> _WHAT TO DO_
Show every line in the entries below where the word "Cancel" appears.

> _Data excerpts_

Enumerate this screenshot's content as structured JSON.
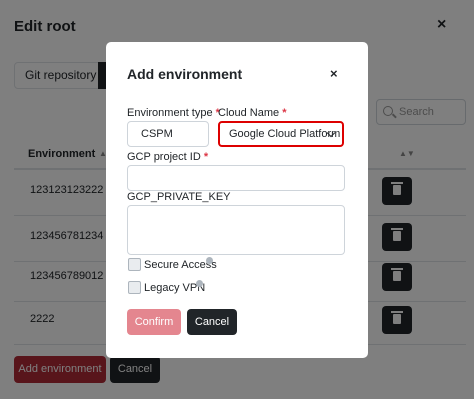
{
  "background": {
    "title": "Edit root",
    "close": "×",
    "tab_label": "Git repository",
    "search_placeholder": "Search",
    "column_header": "Environment",
    "rows": [
      "123123123222",
      "123456781234",
      "123456789012",
      "2222"
    ],
    "add_button": "Add environment",
    "cancel_button": "Cancel"
  },
  "modal": {
    "title": "Add environment",
    "close": "×",
    "env_type_label": "Environment type",
    "env_type_value": "CSPM",
    "cloud_name_label": "Cloud Name",
    "cloud_name_value": "Google Cloud Platform",
    "project_id_label": "GCP project ID",
    "private_key_label": "GCP_PRIVATE_KEY",
    "secure_access_label": "Secure Access",
    "legacy_vpn_label": "Legacy VPN",
    "confirm_button": "Confirm",
    "cancel_button": "Cancel",
    "required_mark": "*"
  },
  "colors": {
    "primary": "#b02a37",
    "dark": "#212529",
    "highlight": "#dd0000"
  }
}
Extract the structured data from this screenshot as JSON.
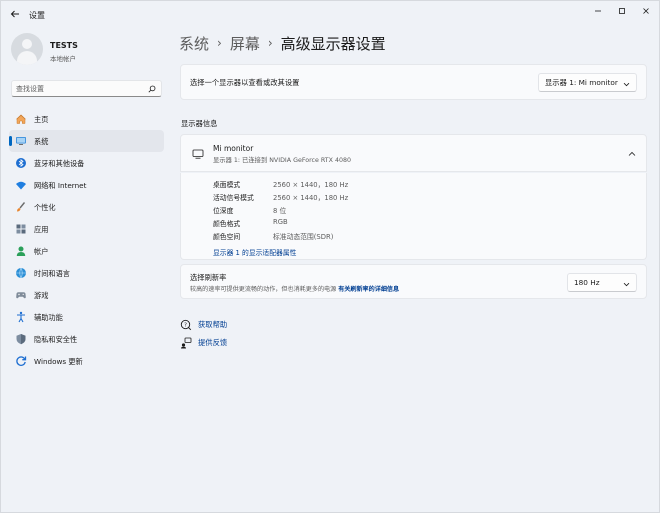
{
  "window": {
    "title": "设置"
  },
  "profile": {
    "name": "TESTS",
    "account_type": "本地帐户"
  },
  "search": {
    "placeholder": "查找设置"
  },
  "sidebar": {
    "items": [
      {
        "label": "主页",
        "icon": "home-icon"
      },
      {
        "label": "系统",
        "icon": "system-icon",
        "active": true
      },
      {
        "label": "蓝牙和其他设备",
        "icon": "bluetooth-icon"
      },
      {
        "label": "网络和 Internet",
        "icon": "wifi-icon"
      },
      {
        "label": "个性化",
        "icon": "brush-icon"
      },
      {
        "label": "应用",
        "icon": "apps-icon"
      },
      {
        "label": "帐户",
        "icon": "person-icon"
      },
      {
        "label": "时间和语言",
        "icon": "globe-clock-icon"
      },
      {
        "label": "游戏",
        "icon": "gamepad-icon"
      },
      {
        "label": "辅助功能",
        "icon": "accessibility-icon"
      },
      {
        "label": "隐私和安全性",
        "icon": "shield-icon"
      },
      {
        "label": "Windows 更新",
        "icon": "update-icon"
      }
    ]
  },
  "breadcrumb": {
    "items": [
      "系统",
      "屏幕"
    ],
    "current": "高级显示器设置"
  },
  "select_display": {
    "label": "选择一个显示器以查看或改其设置",
    "dropdown_value": "显示器 1: Mi monitor"
  },
  "display_info": {
    "section_title": "显示器信息",
    "monitor_name": "Mi monitor",
    "monitor_subtitle": "显示器 1: 已连接到 NVIDIA GeForce RTX 4080",
    "details": [
      {
        "key": "桌面模式",
        "value": "2560 × 1440，180 Hz"
      },
      {
        "key": "活动信号模式",
        "value": "2560 × 1440，180 Hz"
      },
      {
        "key": "位深度",
        "value": "8 位"
      },
      {
        "key": "颜色格式",
        "value": "RGB"
      },
      {
        "key": "颜色空间",
        "value": "标准动态范围(SDR)"
      }
    ],
    "adapter_link": "显示器 1 的显示适配器属性"
  },
  "refresh_rate": {
    "title": "选择刷新率",
    "description": "较高的速率可提供更流畅的动作，但也消耗更多的电源  ",
    "more_link": "有关刷新率的详细信息",
    "dropdown_value": "180 Hz"
  },
  "help": {
    "get_help": "获取帮助",
    "feedback": "提供反馈"
  },
  "colors": {
    "accent": "#0067c0",
    "link": "#003e92",
    "background": "#eff2f7",
    "card": "#f9fafc"
  }
}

> _EXERCISE OUTPUT_
    "cancel_button": "Cancel"
    "cancel_button": "Cancel",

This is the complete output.